• SELECTED PASSAGE

*** Block opens ***

On study day 2, all subjects received either subcutaneous injection of 6 mg sumatriptan or a tablet of 25 mg promethazine and/or 10 mg metoclopramide. Subjects who received promethazine and metoclopramide were in an experimental arm of study A where traditional analgesics and triptans could not be administered due to protocol specifications.
Headache classification
Any experimentally-induced migraine attack is, by definition, a secondary headache, and thus cannot strictly fulfill IHS criteria for migraine without aura (8). A few considerations are important when defining criteria for pharmacologically-induced migraine attacks in human provocation models (3,12). Firstly, the majority of patients report that the induced attacks mimic their spontaneous migraine attacks (3,6). Secondly, it is well known that many spontaneous migraine attacks develop in a matter of hours, and in the early stage of the attack phenomenologically only fulfill the criteria for tension-type headache before the headache worsens, becomes unilateral, and exhibits the associated symptoms required for migraine. Thirdly, most patients are able to predict the development of migraine in the early stage of the attack, and cannot be denied rescue medication in a research study. Hence, induced migraine attacks are often treated before all criteria are fulfilled.
For these reasons, we applied the following criteria to define a headache as migraine-like (12):
Headache fulfilling criteria C and D for migraine without aura according to the IHS criteria. C, Headache has at least two of the following characteristics: Unilateral location, pulsating quality, moderate to severe pain intensity, or aggravation by physical activity. D, At least one of the following accompanying symptoms: Nausea and/or vomiting, or photophobia and phonophobia. Headache described as mimicking the participant's usual migraine attack and treated with acute migraine rescue medication.
Statistical methods
Frequencies and percentages were calculated for categorical variables (incidence of migraine-like attack) and medians with range were calculated for continuous variables (time to headache onset, time to migraine-like attack onset, peak headache intensity score, time to peak headache intensity score, and time to rescue medication).
The primary endpoints were: a) incidence of migraine-like attack, b) median time to onset of migraine-like attacks, and c) median time to onset of headache on study days 1 and 2. Secondary endpoints were: a) median peak headache intensity score, b) median time to peak headache intensity score, and c) median time to rescue medication on study days 1 and 2. Due to differences in study design, all secondary endpoints were calculated separately for the two studies.

*** Block closes ***

Structured page parsing data
*** Block opens ***

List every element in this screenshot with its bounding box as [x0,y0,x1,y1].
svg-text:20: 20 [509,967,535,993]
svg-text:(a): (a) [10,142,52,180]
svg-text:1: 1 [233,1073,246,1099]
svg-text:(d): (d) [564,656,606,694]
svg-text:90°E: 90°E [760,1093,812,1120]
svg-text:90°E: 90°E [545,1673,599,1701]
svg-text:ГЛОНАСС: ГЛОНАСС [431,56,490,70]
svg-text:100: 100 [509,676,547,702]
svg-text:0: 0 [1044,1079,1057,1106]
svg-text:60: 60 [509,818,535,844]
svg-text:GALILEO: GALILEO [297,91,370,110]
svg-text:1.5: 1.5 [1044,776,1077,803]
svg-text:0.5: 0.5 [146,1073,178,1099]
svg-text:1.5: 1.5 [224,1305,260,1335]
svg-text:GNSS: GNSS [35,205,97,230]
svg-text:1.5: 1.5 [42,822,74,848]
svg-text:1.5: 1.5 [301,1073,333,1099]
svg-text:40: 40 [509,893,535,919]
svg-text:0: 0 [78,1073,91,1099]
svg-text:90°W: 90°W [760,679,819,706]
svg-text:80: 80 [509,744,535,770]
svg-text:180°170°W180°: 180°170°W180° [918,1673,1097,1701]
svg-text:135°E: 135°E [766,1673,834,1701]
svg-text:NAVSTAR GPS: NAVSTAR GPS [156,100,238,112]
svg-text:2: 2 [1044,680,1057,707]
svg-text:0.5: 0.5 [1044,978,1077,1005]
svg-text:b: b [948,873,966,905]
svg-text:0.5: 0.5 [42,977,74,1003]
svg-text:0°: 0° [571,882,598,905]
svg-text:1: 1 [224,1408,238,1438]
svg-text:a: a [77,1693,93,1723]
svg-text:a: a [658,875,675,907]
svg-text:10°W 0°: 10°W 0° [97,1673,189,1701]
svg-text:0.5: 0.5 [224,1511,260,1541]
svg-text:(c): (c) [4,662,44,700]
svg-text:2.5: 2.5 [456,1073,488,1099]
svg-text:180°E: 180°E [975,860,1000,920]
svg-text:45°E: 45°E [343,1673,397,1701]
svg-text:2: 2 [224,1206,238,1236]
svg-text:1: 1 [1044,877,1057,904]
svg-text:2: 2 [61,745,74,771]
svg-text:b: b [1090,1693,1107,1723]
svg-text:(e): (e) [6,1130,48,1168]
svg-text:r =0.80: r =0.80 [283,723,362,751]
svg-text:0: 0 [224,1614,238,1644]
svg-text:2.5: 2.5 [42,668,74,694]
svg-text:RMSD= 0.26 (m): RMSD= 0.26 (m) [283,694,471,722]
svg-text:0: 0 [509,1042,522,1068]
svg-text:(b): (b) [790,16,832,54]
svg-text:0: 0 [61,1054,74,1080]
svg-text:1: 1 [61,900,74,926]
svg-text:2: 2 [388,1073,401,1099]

*** Block closes ***

• EXERCISE INSTRUCTIONS
1 > According to the migraine study passage, what dose of sumatriptan did subjects receive by subcutaneous injection on study day 2?
2 > Translate this sentence from the migraine study passage into Spanish: "Hence, induced migraine attacks are often treated before all criteria are fulfilled."

• ANSWERS PER TASK
1 > 6 mg

2 > Por lo tanto, los ataques de migraña inducidos a menudo se tratan antes de que se cumplan todos los criterios.